To do:
Reproduce all of the data that follows, character for character.

Records from a data collection:
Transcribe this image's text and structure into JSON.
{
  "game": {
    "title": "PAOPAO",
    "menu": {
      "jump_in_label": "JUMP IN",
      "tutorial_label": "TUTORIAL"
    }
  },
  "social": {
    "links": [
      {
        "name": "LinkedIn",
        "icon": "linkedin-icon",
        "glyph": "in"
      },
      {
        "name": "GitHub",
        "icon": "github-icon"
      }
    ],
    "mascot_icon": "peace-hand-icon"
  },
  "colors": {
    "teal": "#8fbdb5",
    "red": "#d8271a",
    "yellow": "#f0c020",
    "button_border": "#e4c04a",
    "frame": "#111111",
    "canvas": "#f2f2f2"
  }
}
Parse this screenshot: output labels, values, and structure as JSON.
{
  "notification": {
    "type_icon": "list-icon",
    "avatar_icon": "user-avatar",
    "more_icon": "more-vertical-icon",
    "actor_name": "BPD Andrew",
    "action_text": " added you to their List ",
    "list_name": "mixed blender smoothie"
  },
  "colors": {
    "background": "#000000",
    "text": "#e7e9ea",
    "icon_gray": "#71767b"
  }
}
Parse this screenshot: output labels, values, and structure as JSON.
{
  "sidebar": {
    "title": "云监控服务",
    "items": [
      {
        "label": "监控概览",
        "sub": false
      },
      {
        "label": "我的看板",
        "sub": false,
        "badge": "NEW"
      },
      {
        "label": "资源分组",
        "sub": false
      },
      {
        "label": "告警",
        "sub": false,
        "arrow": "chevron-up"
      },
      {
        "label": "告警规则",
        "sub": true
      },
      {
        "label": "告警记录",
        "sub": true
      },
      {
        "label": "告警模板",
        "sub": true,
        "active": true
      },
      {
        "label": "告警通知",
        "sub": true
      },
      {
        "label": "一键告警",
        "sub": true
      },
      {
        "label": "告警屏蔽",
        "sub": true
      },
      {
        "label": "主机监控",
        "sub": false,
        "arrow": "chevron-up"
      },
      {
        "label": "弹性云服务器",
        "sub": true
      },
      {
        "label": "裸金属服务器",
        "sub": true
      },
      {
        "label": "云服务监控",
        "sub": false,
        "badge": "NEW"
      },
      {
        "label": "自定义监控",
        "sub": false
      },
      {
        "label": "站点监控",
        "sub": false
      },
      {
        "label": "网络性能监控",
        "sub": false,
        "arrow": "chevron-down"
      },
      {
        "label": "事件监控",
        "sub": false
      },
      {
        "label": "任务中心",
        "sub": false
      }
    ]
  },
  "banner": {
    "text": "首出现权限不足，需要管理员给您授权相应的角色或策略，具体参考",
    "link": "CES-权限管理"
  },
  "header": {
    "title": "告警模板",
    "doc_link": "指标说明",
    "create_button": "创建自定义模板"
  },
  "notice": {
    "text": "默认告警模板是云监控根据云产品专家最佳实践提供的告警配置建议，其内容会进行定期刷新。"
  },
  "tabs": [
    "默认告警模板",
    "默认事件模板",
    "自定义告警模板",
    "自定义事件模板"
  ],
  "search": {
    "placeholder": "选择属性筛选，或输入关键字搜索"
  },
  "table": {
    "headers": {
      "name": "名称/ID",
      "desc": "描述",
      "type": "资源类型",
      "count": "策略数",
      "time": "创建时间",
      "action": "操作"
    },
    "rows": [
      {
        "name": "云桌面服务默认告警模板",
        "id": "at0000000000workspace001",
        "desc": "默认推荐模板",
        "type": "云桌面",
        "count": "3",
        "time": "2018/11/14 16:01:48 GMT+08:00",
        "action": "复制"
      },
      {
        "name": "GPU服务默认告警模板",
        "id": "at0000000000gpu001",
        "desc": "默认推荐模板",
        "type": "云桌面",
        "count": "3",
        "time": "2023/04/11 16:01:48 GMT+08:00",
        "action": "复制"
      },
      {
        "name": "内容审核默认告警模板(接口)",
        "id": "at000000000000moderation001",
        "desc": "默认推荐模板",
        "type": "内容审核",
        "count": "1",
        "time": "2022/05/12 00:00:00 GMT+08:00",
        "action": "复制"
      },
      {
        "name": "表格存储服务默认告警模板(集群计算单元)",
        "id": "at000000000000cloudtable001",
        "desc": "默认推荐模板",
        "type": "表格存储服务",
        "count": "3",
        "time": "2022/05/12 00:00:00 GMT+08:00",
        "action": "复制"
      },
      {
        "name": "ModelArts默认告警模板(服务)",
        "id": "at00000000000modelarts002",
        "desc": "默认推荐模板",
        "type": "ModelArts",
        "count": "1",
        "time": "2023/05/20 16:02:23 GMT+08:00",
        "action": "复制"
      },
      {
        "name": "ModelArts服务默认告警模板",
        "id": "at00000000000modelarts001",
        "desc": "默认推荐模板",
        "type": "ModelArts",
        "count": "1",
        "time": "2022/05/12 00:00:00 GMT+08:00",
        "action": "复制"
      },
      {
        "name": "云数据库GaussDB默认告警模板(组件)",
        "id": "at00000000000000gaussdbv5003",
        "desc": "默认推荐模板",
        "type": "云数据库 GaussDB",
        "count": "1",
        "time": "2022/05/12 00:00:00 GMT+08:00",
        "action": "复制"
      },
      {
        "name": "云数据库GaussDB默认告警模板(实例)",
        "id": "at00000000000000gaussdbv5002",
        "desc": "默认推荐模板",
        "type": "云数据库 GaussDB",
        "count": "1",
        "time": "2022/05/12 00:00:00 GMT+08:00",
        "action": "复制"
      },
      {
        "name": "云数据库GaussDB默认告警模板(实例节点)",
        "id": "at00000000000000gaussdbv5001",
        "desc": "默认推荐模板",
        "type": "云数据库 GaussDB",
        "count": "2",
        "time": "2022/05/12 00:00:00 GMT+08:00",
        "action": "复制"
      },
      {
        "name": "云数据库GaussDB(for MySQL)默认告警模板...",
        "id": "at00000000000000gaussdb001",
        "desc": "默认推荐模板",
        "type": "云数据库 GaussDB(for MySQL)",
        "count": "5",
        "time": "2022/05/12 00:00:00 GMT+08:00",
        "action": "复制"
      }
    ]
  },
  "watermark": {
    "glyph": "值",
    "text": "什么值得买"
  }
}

Answer in full:
Transcribe this image's text and structure into JSON.
{
  "game": {
    "title": "PAOPAO",
    "menu": {
      "jump_in_label": "JUMP IN",
      "tutorial_label": "TUTORIAL"
    }
  },
  "social": {
    "links": [
      {
        "name": "LinkedIn",
        "icon": "linkedin-icon",
        "glyph": "in"
      },
      {
        "name": "GitHub",
        "icon": "github-icon"
      }
    ],
    "mascot_icon": "peace-hand-icon"
  },
  "colors": {
    "teal": "#8fbdb5",
    "red": "#d8271a",
    "yellow": "#f0c020",
    "button_border": "#e4c04a",
    "frame": "#111111",
    "canvas": "#f2f2f2"
  }
}
Parse this screenshot: output labels, values, and structure as JSON.
{
  "notification": {
    "type_icon": "list-icon",
    "avatar_icon": "user-avatar",
    "more_icon": "more-vertical-icon",
    "actor_name": "BPD Andrew",
    "action_text": " added you to their List ",
    "list_name": "mixed blender smoothie"
  },
  "colors": {
    "background": "#000000",
    "text": "#e7e9ea",
    "icon_gray": "#71767b"
  }
}
Parse this screenshot: output labels, values, and structure as JSON.
{
  "sidebar": {
    "title": "云监控服务",
    "items": [
      {
        "label": "监控概览",
        "sub": false
      },
      {
        "label": "我的看板",
        "sub": false,
        "badge": "NEW"
      },
      {
        "label": "资源分组",
        "sub": false
      },
      {
        "label": "告警",
        "sub": false,
        "arrow": "chevron-up"
      },
      {
        "label": "告警规则",
        "sub": true
      },
      {
        "label": "告警记录",
        "sub": true
      },
      {
        "label": "告警模板",
        "sub": true,
        "active": true
      },
      {
        "label": "告警通知",
        "sub": true
      },
      {
        "label": "一键告警",
        "sub": true
      },
      {
        "label": "告警屏蔽",
        "sub": true
      },
      {
        "label": "主机监控",
        "sub": false,
        "arrow": "chevron-up"
      },
      {
        "label": "弹性云服务器",
        "sub": true
      },
      {
        "label": "裸金属服务器",
        "sub": true
      },
      {
        "label": "云服务监控",
        "sub": false,
        "badge": "NEW"
      },
      {
        "label": "自定义监控",
        "sub": false
      },
      {
        "label": "站点监控",
        "sub": false
      },
      {
        "label": "网络性能监控",
        "sub": false,
        "arrow": "chevron-down"
      },
      {
        "label": "事件监控",
        "sub": false
      },
      {
        "label": "任务中心",
        "sub": false
      }
    ]
  },
  "banner": {
    "text": "首出现权限不足，需要管理员给您授权相应的角色或策略，具体参考",
    "link": "CES-权限管理"
  },
  "header": {
    "title": "告警模板",
    "doc_link": "指标说明",
    "create_button": "创建自定义模板"
  },
  "notice": {
    "text": "默认告警模板是云监控根据云产品专家最佳实践提供的告警配置建议，其内容会进行定期刷新。"
  },
  "tabs": [
    "默认告警模板",
    "默认事件模板",
    "自定义告警模板",
    "自定义事件模板"
  ],
  "search": {
    "placeholder": "选择属性筛选，或输入关键字搜索"
  },
  "table": {
    "headers": {
      "name": "名称/ID",
      "desc": "描述",
      "type": "资源类型",
      "count": "策略数",
      "time": "创建时间",
      "action": "操作"
    },
    "rows": [
      {
        "name": "云桌面服务默认告警模板",
        "id": "at0000000000workspace001",
        "desc": "默认推荐模板",
        "type": "云桌面",
        "count": "3",
        "time": "2018/11/14 16:01:48 GMT+08:00",
        "action": "复制"
      },
      {
        "name": "GPU服务默认告警模板",
        "id": "at0000000000gpu001",
        "desc": "默认推荐模板",
        "type": "云桌面",
        "count": "3",
        "time": "2023/04/11 16:01:48 GMT+08:00",
        "action": "复制"
      },
      {
        "name": "内容审核默认告警模板(接口)",
        "id": "at000000000000moderation001",
        "desc": "默认推荐模板",
        "type": "内容审核",
        "count": "1",
        "time": "2022/05/12 00:00:00 GMT+08:00",
        "action": "复制"
      },
      {
        "name": "表格存储服务默认告警模板(集群计算单元)",
        "id": "at000000000000cloudtable001",
        "desc": "默认推荐模板",
        "type": "表格存储服务",
        "count": "3",
        "time": "2022/05/12 00:00:00 GMT+08:00",
        "action": "复制"
      },
      {
        "name": "ModelArts默认告警模板(服务)",
        "id": "at00000000000modelarts002",
        "desc": "默认推荐模板",
        "type": "ModelArts",
        "count": "1",
        "time": "2023/05/20 16:02:23 GMT+08:00",
        "action": "复制"
      },
      {
        "name": "ModelArts服务默认告警模板",
        "id": "at00000000000modelarts001",
        "desc": "默认推荐模板",
        "type": "ModelArts",
        "count": "1",
        "time": "2022/05/12 00:00:00 GMT+08:00",
        "action": "复制"
      },
      {
        "name": "云数据库GaussDB默认告警模板(组件)",
        "id": "at00000000000000gaussdbv5003",
        "desc": "默认推荐模板",
        "type": "云数据库 GaussDB",
        "count": "1",
        "time": "2022/05/12 00:00:00 GMT+08:00",
        "action": "复制"
      },
      {
        "name": "云数据库GaussDB默认告警模板(实例)",
        "id": "at00000000000000gaussdbv5002",
        "desc": "默认推荐模板",
        "type": "云数据库 GaussDB",
        "count": "1",
        "time": "2022/05/12 00:00:00 GMT+08:00",
        "action": "复制"
      },
      {
        "name": "云数据库GaussDB默认告警模板(实例节点)",
        "id": "at00000000000000gaussdbv5001",
        "desc": "默认推荐模板",
        "type": "云数据库 GaussDB",
        "count": "2",
        "time": "2022/05/12 00:00:00 GMT+08:00",
        "action": "复制"
      },
      {
        "name": "云数据库GaussDB(for MySQL)默认告警模板...",
        "id": "at00000000000000gaussdb001",
        "desc": "默认推荐模板",
        "type": "云数据库 GaussDB(for MySQL)",
        "count": "5",
        "time": "2022/05/12 00:00:00 GMT+08:00",
        "action": "复制"
      }
    ]
  },
  "watermark": {
    "glyph": "值",
    "text": "什么值得买"
  }
}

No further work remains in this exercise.